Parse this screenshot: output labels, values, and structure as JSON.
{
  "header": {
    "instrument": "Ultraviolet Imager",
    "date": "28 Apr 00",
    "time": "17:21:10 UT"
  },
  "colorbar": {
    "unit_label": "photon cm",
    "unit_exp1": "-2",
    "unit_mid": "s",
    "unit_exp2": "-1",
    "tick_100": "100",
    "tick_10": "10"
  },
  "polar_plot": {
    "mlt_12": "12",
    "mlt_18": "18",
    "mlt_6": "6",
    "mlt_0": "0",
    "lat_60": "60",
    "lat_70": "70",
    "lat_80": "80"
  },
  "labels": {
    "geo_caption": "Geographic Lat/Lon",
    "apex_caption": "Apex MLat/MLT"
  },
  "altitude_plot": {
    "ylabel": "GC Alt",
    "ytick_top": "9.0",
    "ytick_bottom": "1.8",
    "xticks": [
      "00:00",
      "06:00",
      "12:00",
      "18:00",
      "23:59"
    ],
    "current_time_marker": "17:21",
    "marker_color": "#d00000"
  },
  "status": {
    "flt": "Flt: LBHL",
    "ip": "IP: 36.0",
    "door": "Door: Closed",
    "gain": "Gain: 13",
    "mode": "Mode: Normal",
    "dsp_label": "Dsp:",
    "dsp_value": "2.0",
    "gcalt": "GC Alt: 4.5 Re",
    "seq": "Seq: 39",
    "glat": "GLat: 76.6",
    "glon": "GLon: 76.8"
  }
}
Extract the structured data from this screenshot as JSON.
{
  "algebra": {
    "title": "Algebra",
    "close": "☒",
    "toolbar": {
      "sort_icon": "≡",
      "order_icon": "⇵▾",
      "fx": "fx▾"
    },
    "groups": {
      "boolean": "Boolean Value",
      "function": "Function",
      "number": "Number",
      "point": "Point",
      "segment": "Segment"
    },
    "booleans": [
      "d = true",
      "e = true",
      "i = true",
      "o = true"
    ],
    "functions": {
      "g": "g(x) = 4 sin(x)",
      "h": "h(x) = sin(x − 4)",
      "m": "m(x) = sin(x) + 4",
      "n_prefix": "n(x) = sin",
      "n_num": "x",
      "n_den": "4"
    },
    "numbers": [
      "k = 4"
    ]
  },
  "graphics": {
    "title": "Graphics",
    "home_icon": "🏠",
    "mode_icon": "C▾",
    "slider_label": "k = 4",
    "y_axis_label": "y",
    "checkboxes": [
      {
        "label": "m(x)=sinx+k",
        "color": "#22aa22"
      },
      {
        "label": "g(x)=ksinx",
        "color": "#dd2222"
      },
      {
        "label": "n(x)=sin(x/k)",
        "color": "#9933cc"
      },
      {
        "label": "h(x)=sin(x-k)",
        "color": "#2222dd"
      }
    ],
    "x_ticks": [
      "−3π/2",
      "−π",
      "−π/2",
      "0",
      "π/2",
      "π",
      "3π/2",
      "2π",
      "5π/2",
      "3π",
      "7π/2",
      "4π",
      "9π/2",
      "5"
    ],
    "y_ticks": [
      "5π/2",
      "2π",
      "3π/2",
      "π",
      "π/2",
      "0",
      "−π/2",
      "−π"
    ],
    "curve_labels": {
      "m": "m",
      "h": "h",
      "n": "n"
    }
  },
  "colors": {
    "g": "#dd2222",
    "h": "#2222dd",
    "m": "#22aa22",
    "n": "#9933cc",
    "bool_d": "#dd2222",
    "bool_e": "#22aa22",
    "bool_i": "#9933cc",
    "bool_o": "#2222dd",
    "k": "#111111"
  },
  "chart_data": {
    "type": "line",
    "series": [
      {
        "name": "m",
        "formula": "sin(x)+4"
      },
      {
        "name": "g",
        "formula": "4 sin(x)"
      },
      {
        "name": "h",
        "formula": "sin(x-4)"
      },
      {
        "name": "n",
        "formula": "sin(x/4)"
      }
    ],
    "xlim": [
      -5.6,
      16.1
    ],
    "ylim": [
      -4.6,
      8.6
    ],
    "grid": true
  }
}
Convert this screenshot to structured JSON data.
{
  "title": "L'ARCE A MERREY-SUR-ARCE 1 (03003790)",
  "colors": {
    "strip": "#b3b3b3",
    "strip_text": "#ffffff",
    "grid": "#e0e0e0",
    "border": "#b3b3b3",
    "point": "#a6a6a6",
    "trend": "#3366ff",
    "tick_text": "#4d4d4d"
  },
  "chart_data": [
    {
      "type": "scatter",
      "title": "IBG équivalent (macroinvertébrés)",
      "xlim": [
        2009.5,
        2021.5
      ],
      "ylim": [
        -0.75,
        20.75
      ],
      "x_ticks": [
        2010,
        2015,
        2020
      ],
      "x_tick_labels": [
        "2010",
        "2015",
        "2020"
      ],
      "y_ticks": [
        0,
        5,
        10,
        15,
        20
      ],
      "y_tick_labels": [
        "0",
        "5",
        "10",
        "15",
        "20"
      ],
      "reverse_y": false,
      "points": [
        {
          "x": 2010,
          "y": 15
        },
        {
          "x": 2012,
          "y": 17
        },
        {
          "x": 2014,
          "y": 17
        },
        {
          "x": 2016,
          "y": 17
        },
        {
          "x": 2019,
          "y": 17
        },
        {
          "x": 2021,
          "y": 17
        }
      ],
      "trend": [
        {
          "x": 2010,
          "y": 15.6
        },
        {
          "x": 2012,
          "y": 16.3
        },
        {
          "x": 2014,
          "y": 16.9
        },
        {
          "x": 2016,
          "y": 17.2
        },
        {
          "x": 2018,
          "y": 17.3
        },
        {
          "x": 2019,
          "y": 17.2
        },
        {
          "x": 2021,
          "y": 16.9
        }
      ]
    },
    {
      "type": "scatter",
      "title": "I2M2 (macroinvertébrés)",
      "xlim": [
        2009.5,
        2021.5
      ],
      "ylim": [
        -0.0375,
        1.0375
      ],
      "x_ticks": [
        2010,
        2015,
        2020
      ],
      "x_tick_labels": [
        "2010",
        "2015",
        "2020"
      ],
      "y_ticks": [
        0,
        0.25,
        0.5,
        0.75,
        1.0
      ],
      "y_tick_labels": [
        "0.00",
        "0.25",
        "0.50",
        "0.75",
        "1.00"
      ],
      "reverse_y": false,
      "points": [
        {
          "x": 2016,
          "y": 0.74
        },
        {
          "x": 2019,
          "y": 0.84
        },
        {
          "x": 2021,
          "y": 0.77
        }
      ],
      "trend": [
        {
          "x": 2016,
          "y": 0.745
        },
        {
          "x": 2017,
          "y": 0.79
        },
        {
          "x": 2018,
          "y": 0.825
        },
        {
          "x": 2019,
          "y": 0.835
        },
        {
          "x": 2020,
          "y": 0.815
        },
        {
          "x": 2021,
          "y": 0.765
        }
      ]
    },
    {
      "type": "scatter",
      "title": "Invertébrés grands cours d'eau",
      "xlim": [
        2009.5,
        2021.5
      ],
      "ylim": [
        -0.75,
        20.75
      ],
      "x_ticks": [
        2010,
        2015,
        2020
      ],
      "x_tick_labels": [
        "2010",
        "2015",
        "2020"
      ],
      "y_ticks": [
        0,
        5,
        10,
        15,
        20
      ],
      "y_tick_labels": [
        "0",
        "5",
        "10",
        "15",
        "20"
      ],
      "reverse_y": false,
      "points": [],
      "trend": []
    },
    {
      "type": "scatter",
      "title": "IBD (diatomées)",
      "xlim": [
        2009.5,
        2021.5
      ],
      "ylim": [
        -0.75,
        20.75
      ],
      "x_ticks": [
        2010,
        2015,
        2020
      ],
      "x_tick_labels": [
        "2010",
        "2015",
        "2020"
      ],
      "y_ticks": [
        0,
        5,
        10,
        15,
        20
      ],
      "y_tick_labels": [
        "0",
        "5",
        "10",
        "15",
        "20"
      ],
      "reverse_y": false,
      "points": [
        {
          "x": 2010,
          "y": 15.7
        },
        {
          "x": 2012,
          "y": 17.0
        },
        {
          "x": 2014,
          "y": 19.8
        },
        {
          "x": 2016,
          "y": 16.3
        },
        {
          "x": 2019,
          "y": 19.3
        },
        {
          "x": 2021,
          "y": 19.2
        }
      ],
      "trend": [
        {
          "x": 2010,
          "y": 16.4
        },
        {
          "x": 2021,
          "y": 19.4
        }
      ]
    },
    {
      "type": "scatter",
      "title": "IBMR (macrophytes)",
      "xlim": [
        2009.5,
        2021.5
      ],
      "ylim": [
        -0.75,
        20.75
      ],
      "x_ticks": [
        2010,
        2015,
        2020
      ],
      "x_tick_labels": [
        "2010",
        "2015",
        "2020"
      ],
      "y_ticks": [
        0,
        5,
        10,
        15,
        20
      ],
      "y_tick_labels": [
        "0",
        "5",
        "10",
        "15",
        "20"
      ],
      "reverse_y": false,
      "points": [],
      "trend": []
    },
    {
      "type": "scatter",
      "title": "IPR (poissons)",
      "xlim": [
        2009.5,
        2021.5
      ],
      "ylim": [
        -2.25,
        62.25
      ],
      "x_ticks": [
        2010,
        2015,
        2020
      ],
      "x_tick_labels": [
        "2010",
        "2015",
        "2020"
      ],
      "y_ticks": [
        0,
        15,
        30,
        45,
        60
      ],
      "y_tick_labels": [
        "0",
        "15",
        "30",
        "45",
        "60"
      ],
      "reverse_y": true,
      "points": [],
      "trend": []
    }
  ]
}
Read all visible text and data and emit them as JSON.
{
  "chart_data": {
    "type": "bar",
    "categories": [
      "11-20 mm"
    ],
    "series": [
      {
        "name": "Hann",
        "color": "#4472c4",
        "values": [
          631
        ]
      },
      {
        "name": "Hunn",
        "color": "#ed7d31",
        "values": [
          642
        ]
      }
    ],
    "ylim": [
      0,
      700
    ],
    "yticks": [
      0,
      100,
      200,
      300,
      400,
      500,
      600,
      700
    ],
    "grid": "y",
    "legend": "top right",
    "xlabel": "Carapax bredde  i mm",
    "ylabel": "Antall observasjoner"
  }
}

-=-=-=-=-

• **Stated exercise**
List the lines of the entries that include "name".

• **Result of the task**
        "name": "m",
        "name": "g",
        "name": "h",
        "name": "n",
        "name": "Hann",
        "name": "Hunn",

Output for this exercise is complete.